Dataset records:
·····

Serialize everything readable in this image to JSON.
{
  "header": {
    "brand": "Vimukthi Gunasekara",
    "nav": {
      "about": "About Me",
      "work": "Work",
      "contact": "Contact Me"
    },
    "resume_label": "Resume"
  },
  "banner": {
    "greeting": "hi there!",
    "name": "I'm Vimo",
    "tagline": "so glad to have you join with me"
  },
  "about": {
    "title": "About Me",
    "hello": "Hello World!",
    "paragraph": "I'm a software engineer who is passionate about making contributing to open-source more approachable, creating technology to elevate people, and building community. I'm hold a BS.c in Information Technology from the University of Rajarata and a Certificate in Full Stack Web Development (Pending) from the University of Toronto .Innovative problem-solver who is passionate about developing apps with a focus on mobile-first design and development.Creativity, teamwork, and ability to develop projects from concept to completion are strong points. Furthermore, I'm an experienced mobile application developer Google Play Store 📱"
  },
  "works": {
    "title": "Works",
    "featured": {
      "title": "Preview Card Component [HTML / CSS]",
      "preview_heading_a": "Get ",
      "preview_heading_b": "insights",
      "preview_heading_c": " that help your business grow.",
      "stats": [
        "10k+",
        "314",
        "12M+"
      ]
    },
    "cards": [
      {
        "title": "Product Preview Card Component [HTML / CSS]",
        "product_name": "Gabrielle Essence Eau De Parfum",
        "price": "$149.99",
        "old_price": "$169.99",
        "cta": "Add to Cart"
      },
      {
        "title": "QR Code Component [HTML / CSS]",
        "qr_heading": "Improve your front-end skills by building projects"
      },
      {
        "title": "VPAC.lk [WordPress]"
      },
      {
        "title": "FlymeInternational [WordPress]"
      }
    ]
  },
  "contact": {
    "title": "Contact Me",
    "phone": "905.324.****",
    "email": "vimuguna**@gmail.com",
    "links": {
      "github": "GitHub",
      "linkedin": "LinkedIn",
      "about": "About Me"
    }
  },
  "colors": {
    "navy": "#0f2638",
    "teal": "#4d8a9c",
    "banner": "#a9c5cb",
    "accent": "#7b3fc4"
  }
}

·····

■ INSTRUCTIONS TO FOLLOW
Return the lines above exactly, keeping every word.

■ EXERCISE ANSWER
Serialize everything readable in this image to JSON.
{
  "header": {
    "brand": "Vimukthi Gunasekara",
    "nav": {
      "about": "About Me",
      "work": "Work",
      "contact": "Contact Me"
    },
    "resume_label": "Resume"
  },
  "banner": {
    "greeting": "hi there!",
    "name": "I'm Vimo",
    "tagline": "so glad to have you join with me"
  },
  "about": {
    "title": "About Me",
    "hello": "Hello World!",
    "paragraph": "I'm a software engineer who is passionate about making contributing to open-source more approachable, creating technology to elevate people, and building community. I'm hold a BS.c in Information Technology from the University of Rajarata and a Certificate in Full Stack Web Development (Pending) from the University of Toronto .Innovative problem-solver who is passionate about developing apps with a focus on mobile-first design and development.Creativity, teamwork, and ability to develop projects from concept to completion are strong points. Furthermore, I'm an experienced mobile application developer Google Play Store 📱"
  },
  "works": {
    "title": "Works",
    "featured": {
      "title": "Preview Card Component [HTML / CSS]",
      "preview_heading_a": "Get ",
      "preview_heading_b": "insights",
      "preview_heading_c": " that help your business grow.",
      "stats": [
        "10k+",
        "314",
        "12M+"
      ]
    },
    "cards": [
      {
        "title": "Product Preview Card Component [HTML / CSS]",
        "product_name": "Gabrielle Essence Eau De Parfum",
        "price": "$149.99",
        "old_price": "$169.99",
        "cta": "Add to Cart"
      },
      {
        "title": "QR Code Component [HTML / CSS]",
        "qr_heading": "Improve your front-end skills by building projects"
      },
      {
        "title": "VPAC.lk [WordPress]"
      },
      {
        "title": "FlymeInternational [WordPress]"
      }
    ]
  },
  "contact": {
    "title": "Contact Me",
    "phone": "905.324.****",
    "email": "vimuguna**@gmail.com",
    "links": {
      "github": "GitHub",
      "linkedin": "LinkedIn",
      "about": "About Me"
    }
  },
  "colors": {
    "navy": "#0f2638",
    "teal": "#4d8a9c",
    "banner": "#a9c5cb",
    "accent": "#7b3fc4"
  }
}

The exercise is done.